Dataset items
------------------------------
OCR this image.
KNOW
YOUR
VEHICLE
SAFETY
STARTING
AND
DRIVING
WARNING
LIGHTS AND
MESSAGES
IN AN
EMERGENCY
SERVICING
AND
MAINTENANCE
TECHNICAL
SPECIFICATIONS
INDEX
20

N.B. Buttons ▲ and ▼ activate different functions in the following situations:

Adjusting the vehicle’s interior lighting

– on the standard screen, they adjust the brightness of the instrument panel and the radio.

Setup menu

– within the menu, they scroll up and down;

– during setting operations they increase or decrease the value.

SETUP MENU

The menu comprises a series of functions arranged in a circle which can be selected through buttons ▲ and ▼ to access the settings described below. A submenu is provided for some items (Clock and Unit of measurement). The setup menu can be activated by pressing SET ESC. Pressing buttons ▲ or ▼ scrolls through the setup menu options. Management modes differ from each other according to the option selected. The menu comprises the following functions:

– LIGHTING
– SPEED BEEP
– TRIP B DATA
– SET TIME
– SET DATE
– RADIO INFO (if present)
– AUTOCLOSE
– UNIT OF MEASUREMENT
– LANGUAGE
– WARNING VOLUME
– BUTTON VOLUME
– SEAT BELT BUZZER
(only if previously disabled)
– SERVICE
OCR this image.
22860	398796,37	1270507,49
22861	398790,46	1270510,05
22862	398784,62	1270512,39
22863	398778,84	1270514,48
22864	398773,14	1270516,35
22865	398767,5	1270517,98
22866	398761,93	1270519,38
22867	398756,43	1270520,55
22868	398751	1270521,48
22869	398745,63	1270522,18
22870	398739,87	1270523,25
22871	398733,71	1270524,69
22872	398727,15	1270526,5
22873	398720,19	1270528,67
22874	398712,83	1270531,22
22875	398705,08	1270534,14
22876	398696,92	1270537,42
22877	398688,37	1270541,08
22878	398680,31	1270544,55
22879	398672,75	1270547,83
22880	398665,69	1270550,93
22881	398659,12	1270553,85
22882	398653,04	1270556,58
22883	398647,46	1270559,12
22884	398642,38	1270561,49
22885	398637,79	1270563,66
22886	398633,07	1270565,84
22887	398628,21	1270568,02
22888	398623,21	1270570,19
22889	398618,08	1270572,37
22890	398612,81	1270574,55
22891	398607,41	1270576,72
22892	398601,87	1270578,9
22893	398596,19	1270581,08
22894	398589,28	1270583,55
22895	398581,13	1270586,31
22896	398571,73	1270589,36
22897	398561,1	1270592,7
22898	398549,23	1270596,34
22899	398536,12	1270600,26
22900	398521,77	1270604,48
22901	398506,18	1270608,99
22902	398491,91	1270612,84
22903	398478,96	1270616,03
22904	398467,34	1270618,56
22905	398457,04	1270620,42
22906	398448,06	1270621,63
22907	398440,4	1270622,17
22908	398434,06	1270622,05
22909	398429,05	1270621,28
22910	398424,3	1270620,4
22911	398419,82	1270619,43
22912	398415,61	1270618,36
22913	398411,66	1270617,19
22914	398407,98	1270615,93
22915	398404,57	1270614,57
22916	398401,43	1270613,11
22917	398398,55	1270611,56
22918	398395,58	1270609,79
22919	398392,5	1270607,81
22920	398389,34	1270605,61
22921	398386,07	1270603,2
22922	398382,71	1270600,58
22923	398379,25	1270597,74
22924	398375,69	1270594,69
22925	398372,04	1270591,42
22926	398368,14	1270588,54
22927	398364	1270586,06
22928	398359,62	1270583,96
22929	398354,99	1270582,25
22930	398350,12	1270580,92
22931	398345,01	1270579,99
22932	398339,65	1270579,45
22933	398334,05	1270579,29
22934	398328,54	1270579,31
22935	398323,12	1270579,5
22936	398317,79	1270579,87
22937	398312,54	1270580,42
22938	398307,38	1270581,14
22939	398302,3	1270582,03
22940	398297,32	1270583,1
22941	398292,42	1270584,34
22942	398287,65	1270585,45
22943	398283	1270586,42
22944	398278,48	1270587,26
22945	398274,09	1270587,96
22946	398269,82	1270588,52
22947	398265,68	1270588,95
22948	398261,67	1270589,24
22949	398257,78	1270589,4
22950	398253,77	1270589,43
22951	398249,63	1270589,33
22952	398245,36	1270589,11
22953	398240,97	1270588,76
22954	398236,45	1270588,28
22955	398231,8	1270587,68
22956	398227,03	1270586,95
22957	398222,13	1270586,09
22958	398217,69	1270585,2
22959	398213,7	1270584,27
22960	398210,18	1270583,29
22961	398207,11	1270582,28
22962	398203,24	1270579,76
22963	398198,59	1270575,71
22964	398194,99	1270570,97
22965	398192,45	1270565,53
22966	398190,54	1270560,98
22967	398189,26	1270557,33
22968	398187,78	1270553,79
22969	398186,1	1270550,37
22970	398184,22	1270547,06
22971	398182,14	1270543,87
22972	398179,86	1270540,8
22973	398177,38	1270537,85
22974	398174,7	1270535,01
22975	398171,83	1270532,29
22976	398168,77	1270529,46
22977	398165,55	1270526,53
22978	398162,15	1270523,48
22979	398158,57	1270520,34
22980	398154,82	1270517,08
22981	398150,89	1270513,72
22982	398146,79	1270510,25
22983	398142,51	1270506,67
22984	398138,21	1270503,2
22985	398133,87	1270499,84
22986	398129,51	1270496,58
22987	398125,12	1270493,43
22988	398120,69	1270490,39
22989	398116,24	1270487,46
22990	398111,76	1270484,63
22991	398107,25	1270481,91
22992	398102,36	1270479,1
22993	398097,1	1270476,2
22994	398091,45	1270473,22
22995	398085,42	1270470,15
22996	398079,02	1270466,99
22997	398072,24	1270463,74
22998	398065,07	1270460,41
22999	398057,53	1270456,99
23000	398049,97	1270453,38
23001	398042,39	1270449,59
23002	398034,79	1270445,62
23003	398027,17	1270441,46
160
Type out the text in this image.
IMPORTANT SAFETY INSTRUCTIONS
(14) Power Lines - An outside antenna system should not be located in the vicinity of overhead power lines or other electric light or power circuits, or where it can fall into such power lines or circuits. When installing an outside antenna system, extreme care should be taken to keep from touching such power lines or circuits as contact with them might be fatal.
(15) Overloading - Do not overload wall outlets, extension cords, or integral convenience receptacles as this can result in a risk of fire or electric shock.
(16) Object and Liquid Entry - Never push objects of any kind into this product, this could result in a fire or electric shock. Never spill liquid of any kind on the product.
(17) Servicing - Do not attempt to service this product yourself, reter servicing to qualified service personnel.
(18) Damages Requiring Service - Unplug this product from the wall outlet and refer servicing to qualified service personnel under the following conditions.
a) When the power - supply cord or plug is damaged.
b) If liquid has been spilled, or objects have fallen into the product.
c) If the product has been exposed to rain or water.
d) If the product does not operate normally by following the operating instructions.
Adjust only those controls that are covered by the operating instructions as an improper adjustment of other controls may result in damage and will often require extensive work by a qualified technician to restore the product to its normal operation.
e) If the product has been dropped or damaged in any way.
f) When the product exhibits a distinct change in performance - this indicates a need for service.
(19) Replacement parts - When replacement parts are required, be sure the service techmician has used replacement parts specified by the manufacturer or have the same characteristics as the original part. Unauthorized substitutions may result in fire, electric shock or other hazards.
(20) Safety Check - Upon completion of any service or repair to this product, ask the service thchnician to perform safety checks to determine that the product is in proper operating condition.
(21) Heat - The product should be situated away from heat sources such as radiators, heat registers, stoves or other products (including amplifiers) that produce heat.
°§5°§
------------------------------
- [Problem details] Extract all lines of the records above that include "other".

- [Task response]
The menu comprises a series of functions arranged in a circle which can be selected through buttons ▲ and ▼ to access the settings described below. A submenu is provided for some items (Clock and Unit of measurement). The setup menu can be activated by pressing SET ESC. Pressing buttons ▲ or ▼ scrolls through the setup menu options. Management modes differ from each other according to the option selected. The menu comprises the following functions:
(14) Power Lines - An outside antenna system should not be located in the vicinity of overhead power lines or other electric light or power circuits, or where it can fall into such power lines or circuits. When installing an outside antenna system, extreme care should be taken to keep from touching such power lines or circuits as contact with them might be fatal.
Adjust only those controls that are covered by the operating instructions as an improper adjustment of other controls may result in damage and will often require extensive work by a qualified technician to restore the product to its normal operation.
(19) Replacement parts - When replacement parts are required, be sure the service techmician has used replacement parts specified by the manufacturer or have the same characteristics as the original part. Unauthorized substitutions may result in fire, electric shock or other hazards.
(21) Heat - The product should be situated away from heat sources such as radiators, heat registers, stoves or other products (including amplifiers) that produce heat.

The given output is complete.